Material for the task
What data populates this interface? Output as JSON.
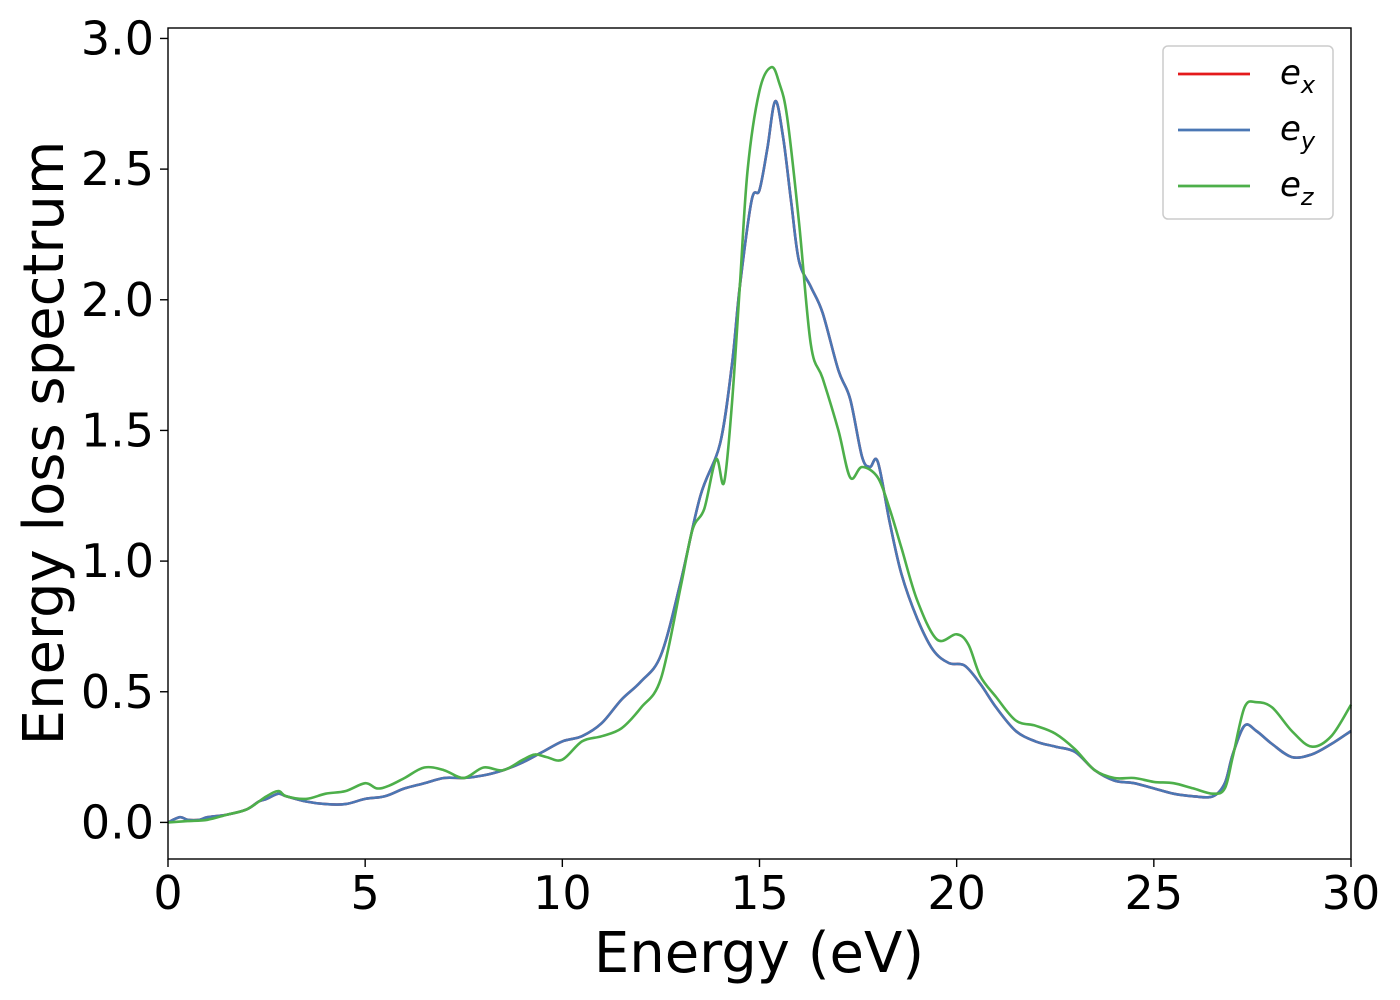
{
  "chart_data": {
    "type": "line",
    "title": "",
    "xlabel": "Energy (eV)",
    "ylabel": "Energy loss spectrum",
    "xlim": [
      0,
      30
    ],
    "ylim": [
      -0.14,
      3.04
    ],
    "xticks": [
      0,
      5,
      10,
      15,
      20,
      25,
      30
    ],
    "xtick_labels": [
      "0",
      "5",
      "10",
      "15",
      "20",
      "25",
      "30"
    ],
    "yticks": [
      0.0,
      0.5,
      1.0,
      1.5,
      2.0,
      2.5,
      3.0
    ],
    "ytick_labels": [
      "0.0",
      "0.5",
      "1.0",
      "1.5",
      "2.0",
      "2.5",
      "3.0"
    ],
    "grid": false,
    "legend_position": "top-right",
    "series": [
      {
        "name": "x",
        "label_base": "e",
        "label_sub": "x",
        "color": "#e41a1c",
        "x": [
          0,
          0.3,
          0.5,
          0.8,
          1.0,
          1.5,
          2.0,
          2.3,
          2.5,
          2.8,
          3.0,
          3.5,
          4.0,
          4.5,
          5.0,
          5.5,
          6.0,
          6.5,
          7.0,
          7.5,
          8.0,
          8.5,
          9.0,
          9.5,
          10.0,
          10.5,
          11.0,
          11.5,
          12.0,
          12.5,
          13.0,
          13.5,
          14.0,
          14.3,
          14.5,
          14.8,
          15.0,
          15.2,
          15.4,
          15.6,
          15.8,
          16.0,
          16.3,
          16.6,
          17.0,
          17.3,
          17.6,
          17.8,
          18.0,
          18.3,
          18.6,
          19.0,
          19.4,
          19.8,
          20.2,
          20.6,
          21.0,
          21.5,
          22.0,
          22.5,
          23.0,
          23.5,
          24.0,
          24.5,
          25.0,
          25.5,
          26.0,
          26.5,
          26.8,
          27.0,
          27.3,
          27.6,
          28.0,
          28.5,
          29.0,
          29.5,
          30.0
        ],
        "y": [
          0.0,
          0.02,
          0.01,
          0.01,
          0.02,
          0.03,
          0.05,
          0.08,
          0.09,
          0.11,
          0.1,
          0.08,
          0.07,
          0.07,
          0.09,
          0.1,
          0.13,
          0.15,
          0.17,
          0.17,
          0.18,
          0.2,
          0.23,
          0.27,
          0.31,
          0.33,
          0.38,
          0.47,
          0.54,
          0.64,
          0.92,
          1.25,
          1.45,
          1.75,
          2.05,
          2.38,
          2.42,
          2.58,
          2.76,
          2.62,
          2.38,
          2.15,
          2.05,
          1.95,
          1.73,
          1.62,
          1.4,
          1.36,
          1.38,
          1.15,
          0.95,
          0.78,
          0.66,
          0.61,
          0.6,
          0.53,
          0.44,
          0.35,
          0.31,
          0.29,
          0.27,
          0.2,
          0.16,
          0.15,
          0.13,
          0.11,
          0.1,
          0.1,
          0.15,
          0.26,
          0.37,
          0.35,
          0.3,
          0.25,
          0.26,
          0.3,
          0.35
        ]
      },
      {
        "name": "y",
        "label_base": "e",
        "label_sub": "y",
        "color": "#4a77b4",
        "x": [
          0,
          0.3,
          0.5,
          0.8,
          1.0,
          1.5,
          2.0,
          2.3,
          2.5,
          2.8,
          3.0,
          3.5,
          4.0,
          4.5,
          5.0,
          5.5,
          6.0,
          6.5,
          7.0,
          7.5,
          8.0,
          8.5,
          9.0,
          9.5,
          10.0,
          10.5,
          11.0,
          11.5,
          12.0,
          12.5,
          13.0,
          13.5,
          14.0,
          14.3,
          14.5,
          14.8,
          15.0,
          15.2,
          15.4,
          15.6,
          15.8,
          16.0,
          16.3,
          16.6,
          17.0,
          17.3,
          17.6,
          17.8,
          18.0,
          18.3,
          18.6,
          19.0,
          19.4,
          19.8,
          20.2,
          20.6,
          21.0,
          21.5,
          22.0,
          22.5,
          23.0,
          23.5,
          24.0,
          24.5,
          25.0,
          25.5,
          26.0,
          26.5,
          26.8,
          27.0,
          27.3,
          27.6,
          28.0,
          28.5,
          29.0,
          29.5,
          30.0
        ],
        "y": [
          0.0,
          0.02,
          0.01,
          0.01,
          0.02,
          0.03,
          0.05,
          0.08,
          0.09,
          0.11,
          0.1,
          0.08,
          0.07,
          0.07,
          0.09,
          0.1,
          0.13,
          0.15,
          0.17,
          0.17,
          0.18,
          0.2,
          0.23,
          0.27,
          0.31,
          0.33,
          0.38,
          0.47,
          0.54,
          0.64,
          0.92,
          1.25,
          1.45,
          1.75,
          2.05,
          2.38,
          2.42,
          2.58,
          2.76,
          2.62,
          2.38,
          2.15,
          2.05,
          1.95,
          1.73,
          1.62,
          1.4,
          1.36,
          1.38,
          1.15,
          0.95,
          0.78,
          0.66,
          0.61,
          0.6,
          0.53,
          0.44,
          0.35,
          0.31,
          0.29,
          0.27,
          0.2,
          0.16,
          0.15,
          0.13,
          0.11,
          0.1,
          0.1,
          0.15,
          0.26,
          0.37,
          0.35,
          0.3,
          0.25,
          0.26,
          0.3,
          0.35
        ]
      },
      {
        "name": "z",
        "label_base": "e",
        "label_sub": "z",
        "color": "#4daf4a",
        "x": [
          0,
          0.5,
          1.0,
          1.5,
          2.0,
          2.5,
          2.8,
          3.0,
          3.5,
          4.0,
          4.5,
          5.0,
          5.3,
          5.6,
          6.0,
          6.5,
          7.0,
          7.5,
          8.0,
          8.5,
          9.0,
          9.3,
          9.6,
          10.0,
          10.5,
          11.0,
          11.5,
          12.0,
          12.5,
          13.0,
          13.3,
          13.6,
          13.9,
          14.1,
          14.3,
          14.5,
          14.7,
          15.0,
          15.3,
          15.5,
          15.7,
          16.0,
          16.3,
          16.6,
          17.0,
          17.3,
          17.6,
          18.0,
          18.3,
          18.6,
          19.0,
          19.5,
          20.0,
          20.3,
          20.6,
          21.0,
          21.5,
          22.0,
          22.5,
          23.0,
          23.5,
          24.0,
          24.5,
          25.0,
          25.5,
          26.0,
          26.5,
          26.8,
          27.0,
          27.3,
          27.6,
          28.0,
          28.5,
          29.0,
          29.5,
          30.0
        ],
        "y": [
          0.0,
          0.005,
          0.01,
          0.03,
          0.05,
          0.1,
          0.12,
          0.1,
          0.09,
          0.11,
          0.12,
          0.15,
          0.13,
          0.14,
          0.17,
          0.21,
          0.2,
          0.17,
          0.21,
          0.2,
          0.24,
          0.26,
          0.25,
          0.24,
          0.31,
          0.33,
          0.36,
          0.44,
          0.55,
          0.9,
          1.12,
          1.2,
          1.39,
          1.3,
          1.6,
          2.05,
          2.5,
          2.8,
          2.89,
          2.83,
          2.7,
          2.3,
          1.83,
          1.7,
          1.5,
          1.32,
          1.36,
          1.32,
          1.2,
          1.05,
          0.85,
          0.7,
          0.72,
          0.68,
          0.56,
          0.48,
          0.39,
          0.37,
          0.34,
          0.28,
          0.2,
          0.17,
          0.17,
          0.155,
          0.15,
          0.13,
          0.11,
          0.13,
          0.25,
          0.44,
          0.46,
          0.44,
          0.35,
          0.29,
          0.33,
          0.45
        ]
      }
    ]
  }
}
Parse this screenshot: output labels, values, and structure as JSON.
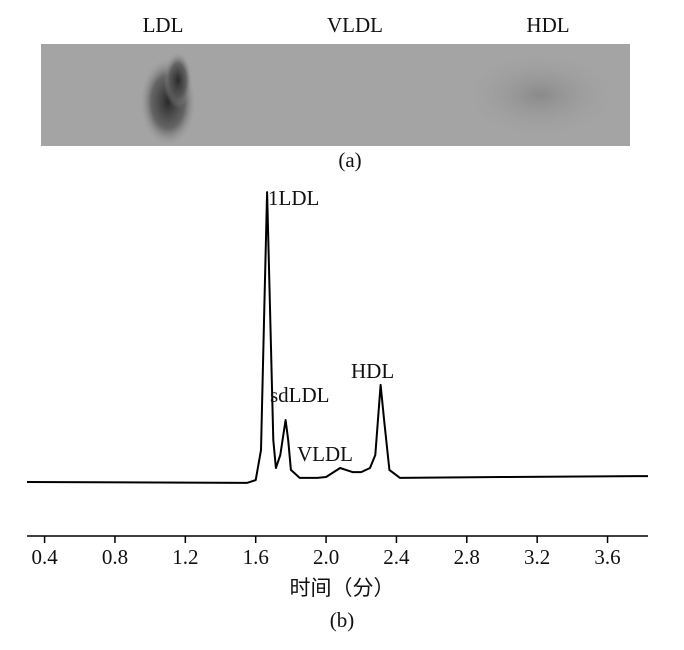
{
  "gel": {
    "lanes": [
      "LDL",
      "VLDL",
      "HDL"
    ],
    "caption": "(a)"
  },
  "chart_data": {
    "type": "line",
    "color": "#000000",
    "x": [
      0.3,
      1.55,
      1.6,
      1.63,
      1.65,
      1.665,
      1.68,
      1.7,
      1.715,
      1.74,
      1.77,
      1.785,
      1.8,
      1.85,
      1.95,
      2.0,
      2.08,
      2.15,
      2.2,
      2.25,
      2.28,
      2.31,
      2.33,
      2.36,
      2.42,
      3.0,
      3.83
    ],
    "values": [
      4.2,
      3.9,
      4.8,
      14.5,
      62.9,
      97.7,
      62.9,
      17.7,
      8.7,
      12.9,
      24.2,
      17.7,
      8.1,
      5.5,
      5.5,
      5.8,
      8.7,
      7.4,
      7.4,
      8.7,
      12.9,
      35.5,
      24.2,
      8.1,
      5.5,
      5.8,
      6.1
    ],
    "xlim": [
      0.3,
      3.83
    ],
    "ylim": [
      0,
      100
    ],
    "xticks": [
      0.4,
      0.8,
      1.2,
      1.6,
      {
        "value": 2,
        "label": "2.0"
      },
      2.4,
      2.8,
      3.2,
      3.6
    ],
    "x_label": "时间（分）",
    "annotations": [
      "1LDL",
      "sdLDL",
      "VLDL",
      "HDL"
    ],
    "caption": "(b)"
  }
}
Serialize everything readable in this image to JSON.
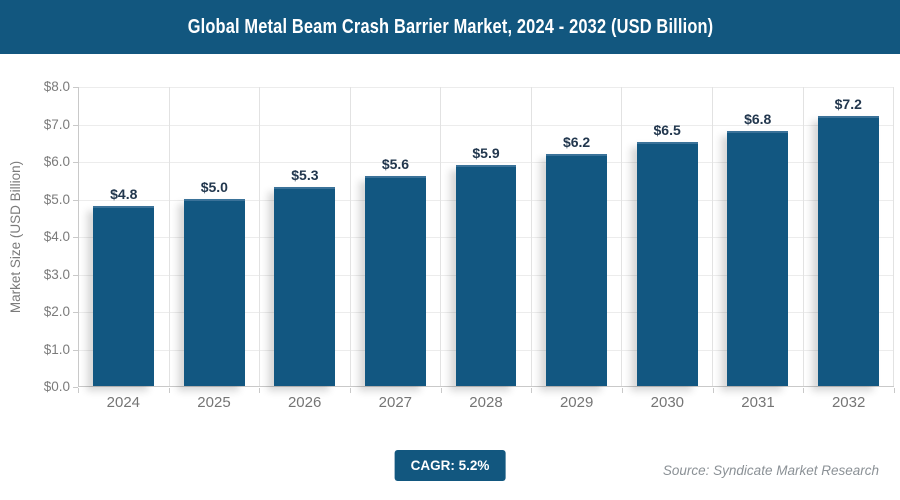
{
  "header": {
    "title": "Global Metal Beam Crash Barrier Market, 2024 - 2032 (USD Billion)",
    "bg_color": "#12577F"
  },
  "chart_data": {
    "type": "bar",
    "title": "Global Metal Beam Crash Barrier Market, 2024 - 2032 (USD Billion)",
    "categories": [
      "2024",
      "2025",
      "2026",
      "2027",
      "2028",
      "2029",
      "2030",
      "2031",
      "2032"
    ],
    "values": [
      4.8,
      5.0,
      5.3,
      5.6,
      5.9,
      6.2,
      6.5,
      6.8,
      7.2
    ],
    "value_labels": [
      "$4.8",
      "$5.0",
      "$5.3",
      "$5.6",
      "$5.9",
      "$6.2",
      "$6.5",
      "$6.8",
      "$7.2"
    ],
    "xlabel": "",
    "ylabel": "Market Size (USD Billion)",
    "ylim": [
      0,
      8
    ],
    "ytick_step": 1,
    "ytick_labels": [
      "$0.0",
      "$1.0",
      "$2.0",
      "$3.0",
      "$4.0",
      "$5.0",
      "$6.0",
      "$7.0",
      "$8.0"
    ],
    "grid": true,
    "legend": "none",
    "bar_color": "#125781",
    "value_label_color": "#22374E",
    "tick_label_color": "#7b7b7b",
    "grid_color": "#ececec",
    "axis_color": "#c9c9c9"
  },
  "footer": {
    "cagr_label": "CAGR: 5.2%",
    "badge_color": "#12577F",
    "source": "Source: Syndicate Market Research"
  }
}
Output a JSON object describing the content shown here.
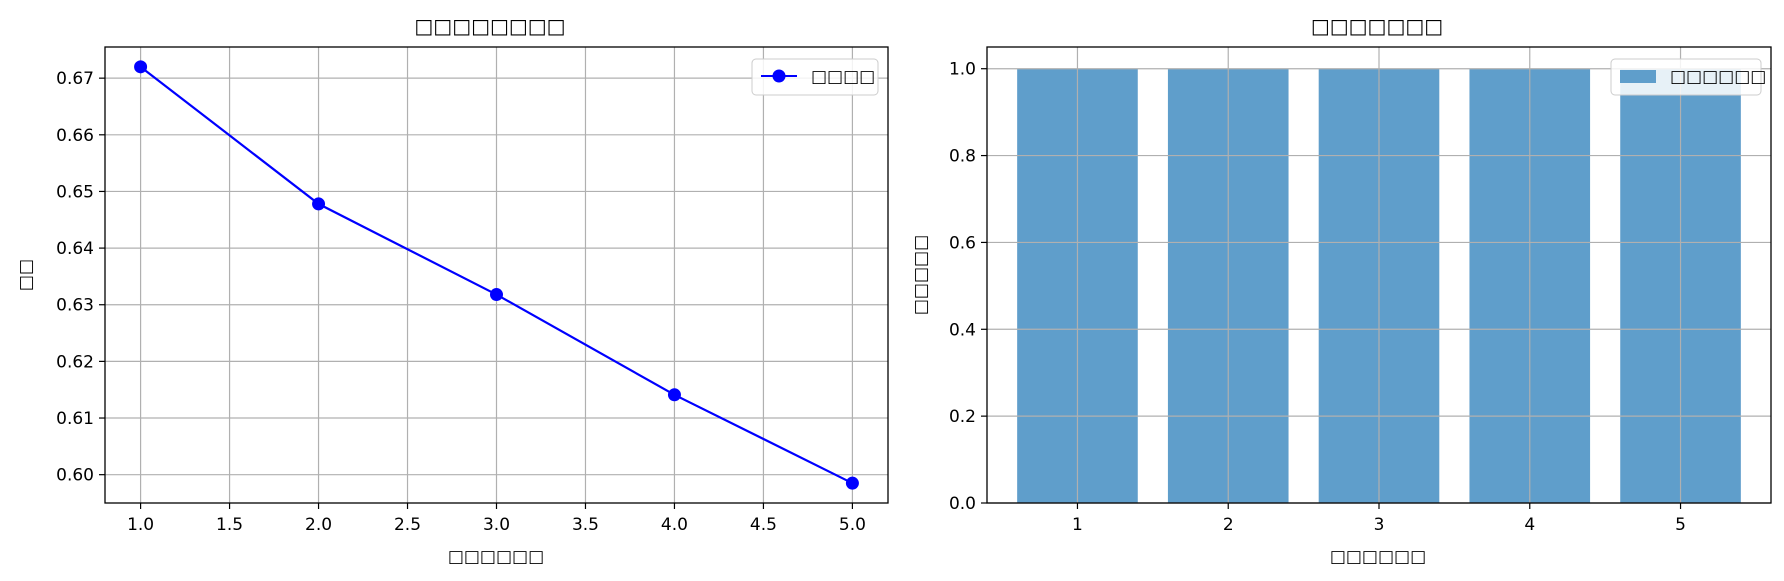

Written exercise
Read through the entries and copy each line in which "this" appears.

The reply
What data populates this interface? Output as JSON.
Parse this screenshot: output labels, values, and structure as JSON.
Serialize everything readable in this image to JSON.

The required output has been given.